Hal itu diungkapkan oleh Kementerian Energi dan Sumber Daya dan Mineral (ESDM) yang dengan tegas melarang PT Freeport Indonesia (Freeport) untuk mengekspor konsentrat tembaga. Dan hal ini dianggap sebagai langkah maju yang layak diapresiasi.
Larangan ekspor mineral mentah milik Freeport ini diungkap Direktur Jenderal Mineral dan Batubara (Dirjen Minerba) Kementerian ESDM, Bambang Gatot Ariyono di Jakarta, Jumat (24/7/2015).
Ya, bolehlah. Sesekali pemerintah memang perlu menunjukkan sikap tegasnya. Bukan apa-apa, karena ini menyangkut nasib jutaan rakyat Indonesia yang berhak untuk menikmati kekayaan alam secara maksimal.
Selain itu, industri tambang asing lain yang beroperasi di Indonesia, tentu tak berani main-main. Industri tambang kelas kakap yang bermarkas di AS saja disikat, apalagi industri level di bawahnya.
Tapi, sejatinya, perilaku bisnis Freeport di Indonesia, boleh di billang bandel. Beberapa aturan yang wajib dikerjakan, malah tak direalisasikan.
Salah satunya soal kewajiban Freeport membangun industri pengolahan dan pemurnian mineral mentah (smelter) yang diamanatkan UU Mineral dan Batubara (Minerba), selalu hanya menyisakan cerita. Sejak era SBY sampai kini, belum tampak wujudnya.
Semula, Freeport berencana akan membangun smelter di atas lahan milik PT Petrokimia, Gresik, Jawa Timur. Ternyata, sampai sekarang hanya pepesan kosong.
Nah, untuk mengukur keseriusan industri dalam membangun smelter, pemerintah menetapkan adanya dana komitmen. Untuk enam bulan pertama ditetapkan sebesar US$ 280 juta.
Berdasarkan Peraturan Menteri ESDM Nomor 11 Tahun 2014 tentang Tata Cara dan Persyaratan Pemberian Rekomendasi Pelaksanaan Penjualan Mineral ke Luar Negeri Hasil Pengolahan dan Pemurnian, Freeport harus setor 60% dari dana komitmen itu. Atau sekitar US$ 170 juta.
Kata Dirjen Minerba Bambang, Freeport hanya sanggup membayar dana komitmen US$ 115 juta. Jelas sikap ini tidak sesuai dengan Perrmen ESDM No 11 Tahun 2014.
Tak hanya itu, Freport belum memmbayar biaya sewa lahan seluas 80 hektar, senilai US$ 150 juta kepada Petrokimia Gresik. Padahal, perjanjian sewa lahan selama 20 tahun sudah ditanda tanggi Freeport dan Petrokimia Gresik pada Juni lalu.
Jadi, memang betul Freeport tak pernah serius dalam memenuhi kewajibannya membangun smelter. Itu sama dengan pelanggaran terhadap UU Minerba.
Dalam hal ini, sikap Kementerian ESDM yang melarang kegiatan ekspor Freeport, sudah benar. “Kita tidak berikan izin (perpanjangan) kepada Freeport selama kewajibannya belum terpenuhi,” tegas Dirjen Minerba.
Asal tahu saja, izin ekspor Freeport berakhir pada 25 Juli 2015. Tercatat dua kali pemerintah memberikan izin ekspor yakni 25 Juli 2014-25 Januari 2015 dan 25 Januari 2015-25 Juli 2015.

——————————

_Ketentuan tugas:_ Salin dengan tepat sebagian teks tentang larangan ekspor Freeport di atas. Mulailah dari kata-kata yang memuat "Tapi, sejatinya, perilaku" dan berhentilah setelah "belum tampak wujudnya.".

_Kutipan baris data:_
——————————

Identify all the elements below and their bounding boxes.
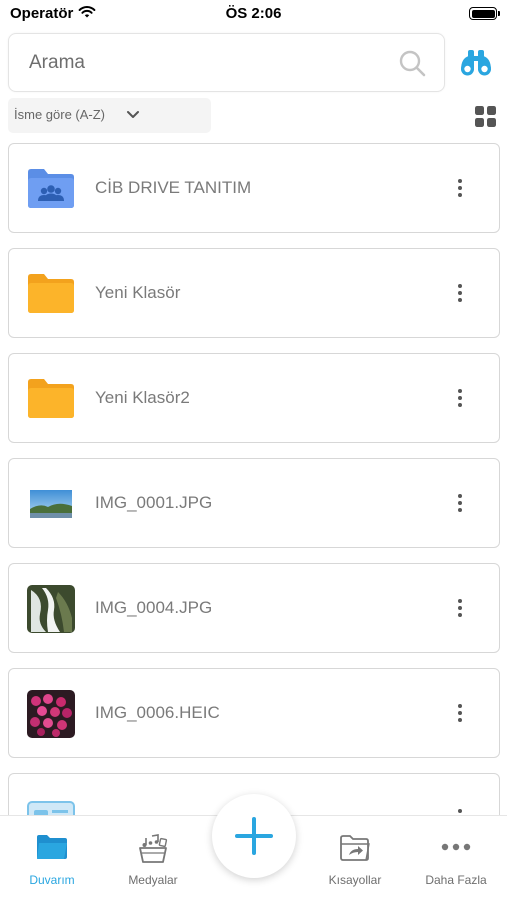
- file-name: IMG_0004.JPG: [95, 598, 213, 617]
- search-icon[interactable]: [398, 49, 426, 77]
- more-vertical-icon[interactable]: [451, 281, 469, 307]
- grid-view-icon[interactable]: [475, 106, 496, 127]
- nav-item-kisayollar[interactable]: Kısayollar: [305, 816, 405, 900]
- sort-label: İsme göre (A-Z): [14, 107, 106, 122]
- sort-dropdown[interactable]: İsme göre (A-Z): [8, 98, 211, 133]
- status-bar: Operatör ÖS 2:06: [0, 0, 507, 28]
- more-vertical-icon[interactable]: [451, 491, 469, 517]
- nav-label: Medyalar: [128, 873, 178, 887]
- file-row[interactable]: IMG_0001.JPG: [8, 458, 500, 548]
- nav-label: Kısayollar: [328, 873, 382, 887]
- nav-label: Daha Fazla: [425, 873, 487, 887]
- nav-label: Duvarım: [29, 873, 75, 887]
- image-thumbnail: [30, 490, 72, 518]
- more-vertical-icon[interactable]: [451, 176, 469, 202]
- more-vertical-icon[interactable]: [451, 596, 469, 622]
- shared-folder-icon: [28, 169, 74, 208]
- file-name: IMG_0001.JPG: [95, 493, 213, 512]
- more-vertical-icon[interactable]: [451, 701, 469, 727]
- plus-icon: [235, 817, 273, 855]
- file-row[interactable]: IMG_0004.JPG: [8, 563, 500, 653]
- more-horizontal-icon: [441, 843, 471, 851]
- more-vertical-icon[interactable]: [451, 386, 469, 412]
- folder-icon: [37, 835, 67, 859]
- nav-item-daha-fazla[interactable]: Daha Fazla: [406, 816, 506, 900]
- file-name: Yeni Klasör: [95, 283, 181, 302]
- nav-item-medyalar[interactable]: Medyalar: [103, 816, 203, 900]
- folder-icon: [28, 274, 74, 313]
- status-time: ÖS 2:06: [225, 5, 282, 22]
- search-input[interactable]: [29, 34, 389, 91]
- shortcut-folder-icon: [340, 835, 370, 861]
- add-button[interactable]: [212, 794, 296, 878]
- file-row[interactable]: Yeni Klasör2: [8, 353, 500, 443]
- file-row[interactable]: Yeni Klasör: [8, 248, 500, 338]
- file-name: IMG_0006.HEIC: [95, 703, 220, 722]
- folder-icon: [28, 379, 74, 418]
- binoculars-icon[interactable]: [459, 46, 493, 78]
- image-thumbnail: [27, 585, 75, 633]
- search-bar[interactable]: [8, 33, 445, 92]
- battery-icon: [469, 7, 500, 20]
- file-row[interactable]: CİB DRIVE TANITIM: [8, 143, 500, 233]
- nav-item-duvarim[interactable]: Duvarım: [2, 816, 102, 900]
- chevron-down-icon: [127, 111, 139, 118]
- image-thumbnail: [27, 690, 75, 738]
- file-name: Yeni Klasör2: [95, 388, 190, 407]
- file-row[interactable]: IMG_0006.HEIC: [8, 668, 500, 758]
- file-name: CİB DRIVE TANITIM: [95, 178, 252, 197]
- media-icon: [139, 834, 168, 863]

——————————

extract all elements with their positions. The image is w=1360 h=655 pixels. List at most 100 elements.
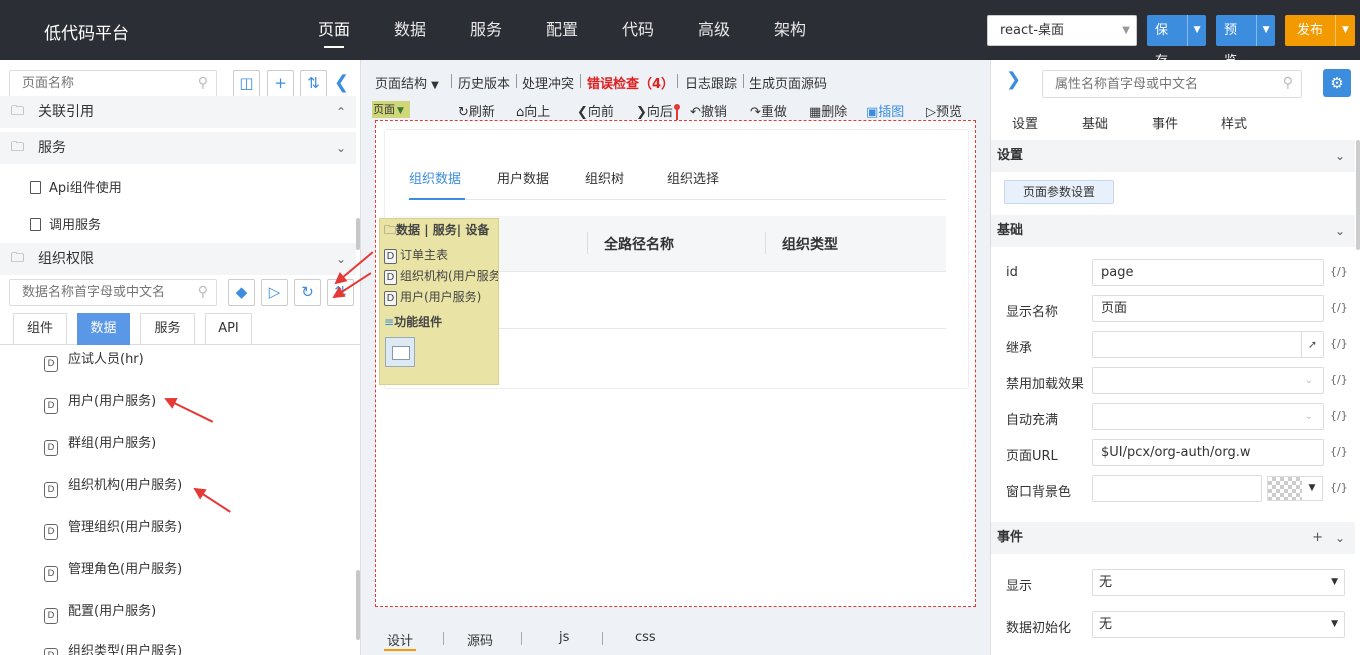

——————————

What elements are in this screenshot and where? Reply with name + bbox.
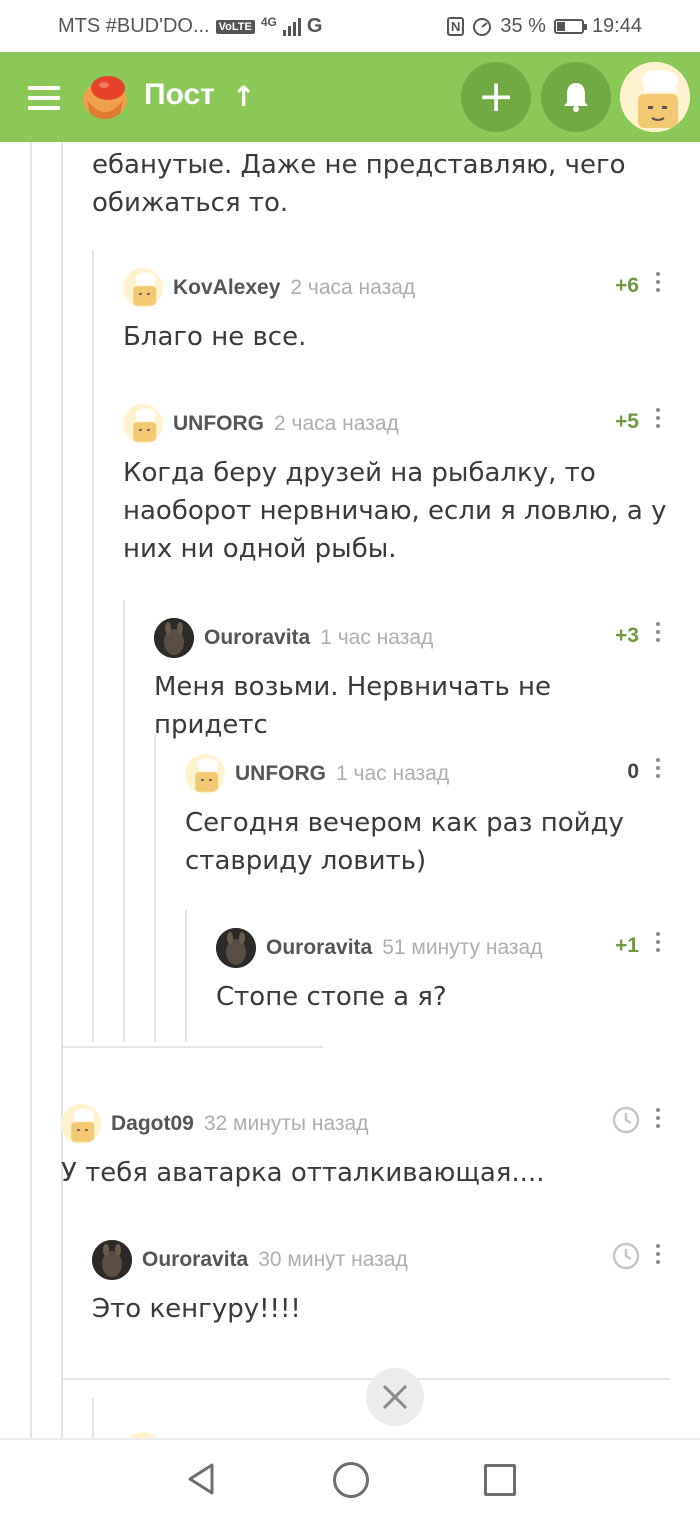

——————————

_Jawaban latihan:_
Tapi, sejatinya, perilaku bisnis Freeport di Indonesia, boleh di billang bandel. Beberapa aturan yang wajib dikerjakan, malah tak direalisasikan.
Salah satunya soal kewajiban Freeport membangun industri pengolahan dan pemurnian mineral mentah (smelter) yang diamanatkan UU Mineral dan Batubara (Minerba), selalu hanya menyisakan cerita. Sejak era SBY sampai kini, belum tampak wujudnya.